>> begin Rows

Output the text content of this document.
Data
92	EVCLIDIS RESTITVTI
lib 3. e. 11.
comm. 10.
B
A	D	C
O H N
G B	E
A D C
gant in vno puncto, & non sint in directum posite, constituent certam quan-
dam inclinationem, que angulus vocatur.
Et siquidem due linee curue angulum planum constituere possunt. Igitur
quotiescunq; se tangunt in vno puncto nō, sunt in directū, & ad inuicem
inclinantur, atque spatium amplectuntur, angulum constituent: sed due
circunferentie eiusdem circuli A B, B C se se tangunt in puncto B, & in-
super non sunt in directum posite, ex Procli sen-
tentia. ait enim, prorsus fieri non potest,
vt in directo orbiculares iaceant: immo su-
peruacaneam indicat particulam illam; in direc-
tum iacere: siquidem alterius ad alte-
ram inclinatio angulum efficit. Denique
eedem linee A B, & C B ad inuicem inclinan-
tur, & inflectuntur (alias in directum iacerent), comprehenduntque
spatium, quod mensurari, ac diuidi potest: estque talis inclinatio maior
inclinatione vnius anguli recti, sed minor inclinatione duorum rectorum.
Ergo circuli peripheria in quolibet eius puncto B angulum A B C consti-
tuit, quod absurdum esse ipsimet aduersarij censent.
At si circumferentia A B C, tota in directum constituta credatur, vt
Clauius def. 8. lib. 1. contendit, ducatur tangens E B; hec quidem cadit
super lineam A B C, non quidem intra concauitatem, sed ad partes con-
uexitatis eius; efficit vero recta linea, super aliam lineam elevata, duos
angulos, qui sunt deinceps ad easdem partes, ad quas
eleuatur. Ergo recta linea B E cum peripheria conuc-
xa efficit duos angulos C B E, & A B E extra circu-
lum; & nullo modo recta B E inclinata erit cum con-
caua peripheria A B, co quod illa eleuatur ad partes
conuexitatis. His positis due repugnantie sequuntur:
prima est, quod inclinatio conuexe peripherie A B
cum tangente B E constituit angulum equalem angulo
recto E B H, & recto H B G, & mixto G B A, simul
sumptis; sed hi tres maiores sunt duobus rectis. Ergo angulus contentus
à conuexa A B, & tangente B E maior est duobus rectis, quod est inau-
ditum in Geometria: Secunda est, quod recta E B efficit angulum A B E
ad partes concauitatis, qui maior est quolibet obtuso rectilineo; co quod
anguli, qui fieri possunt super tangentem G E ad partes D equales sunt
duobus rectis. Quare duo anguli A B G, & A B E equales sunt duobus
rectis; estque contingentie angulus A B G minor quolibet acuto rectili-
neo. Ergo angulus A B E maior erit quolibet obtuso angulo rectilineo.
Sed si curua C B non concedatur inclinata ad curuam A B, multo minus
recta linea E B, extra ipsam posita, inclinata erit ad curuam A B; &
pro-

>> end Rows

* [Short exercise]: Retype every entry word for word.

* [Result of this exercise]:
Output the text content of this document.
Data
92	EVCLIDIS RESTITVTI
lib 3. e. 11.
comm. 10.
B
A	D	C
O H N
G B	E
A D C
gant in vno puncto, & non sint in directum posite, constituent certam quan-
dam inclinationem, que angulus vocatur.
Et siquidem due linee curue angulum planum constituere possunt. Igitur
quotiescunq; se tangunt in vno puncto nō, sunt in directū, & ad inuicem
inclinantur, atque spatium amplectuntur, angulum constituent: sed due
circunferentie eiusdem circuli A B, B C se se tangunt in puncto B, & in-
super non sunt in directum posite, ex Procli sen-
tentia. ait enim, prorsus fieri non potest,
vt in directo orbiculares iaceant: immo su-
peruacaneam indicat particulam illam; in direc-
tum iacere: siquidem alterius ad alte-
ram inclinatio angulum efficit. Denique
eedem linee A B, & C B ad inuicem inclinan-
tur, & inflectuntur (alias in directum iacerent), comprehenduntque
spatium, quod mensurari, ac diuidi potest: estque talis inclinatio maior
inclinatione vnius anguli recti, sed minor inclinatione duorum rectorum.
Ergo circuli peripheria in quolibet eius puncto B angulum A B C consti-
tuit, quod absurdum esse ipsimet aduersarij censent.
At si circumferentia A B C, tota in directum constituta credatur, vt
Clauius def. 8. lib. 1. contendit, ducatur tangens E B; hec quidem cadit
super lineam A B C, non quidem intra concauitatem, sed ad partes con-
uexitatis eius; efficit vero recta linea, super aliam lineam elevata, duos
angulos, qui sunt deinceps ad easdem partes, ad quas
eleuatur. Ergo recta linea B E cum peripheria conuc-
xa efficit duos angulos C B E, & A B E extra circu-
lum; & nullo modo recta B E inclinata erit cum con-
caua peripheria A B, co quod illa eleuatur ad partes
conuexitatis. His positis due repugnantie sequuntur:
prima est, quod inclinatio conuexe peripherie A B
cum tangente B E constituit angulum equalem angulo
recto E B H, & recto H B G, & mixto G B A, simul
sumptis; sed hi tres maiores sunt duobus rectis. Ergo angulus contentus
à conuexa A B, & tangente B E maior est duobus rectis, quod est inau-
ditum in Geometria: Secunda est, quod recta E B efficit angulum A B E
ad partes concauitatis, qui maior est quolibet obtuso rectilineo; co quod
anguli, qui fieri possunt super tangentem G E ad partes D equales sunt
duobus rectis. Quare duo anguli A B G, & A B E equales sunt duobus
rectis; estque contingentie angulus A B G minor quolibet acuto rectili-
neo. Ergo angulus A B E maior erit quolibet obtuso angulo rectilineo.
Sed si curua C B non concedatur inclinata ad curuam A B, multo minus
recta linea E B, extra ipsam posita, inclinata erit ad curuam A B; &
pro-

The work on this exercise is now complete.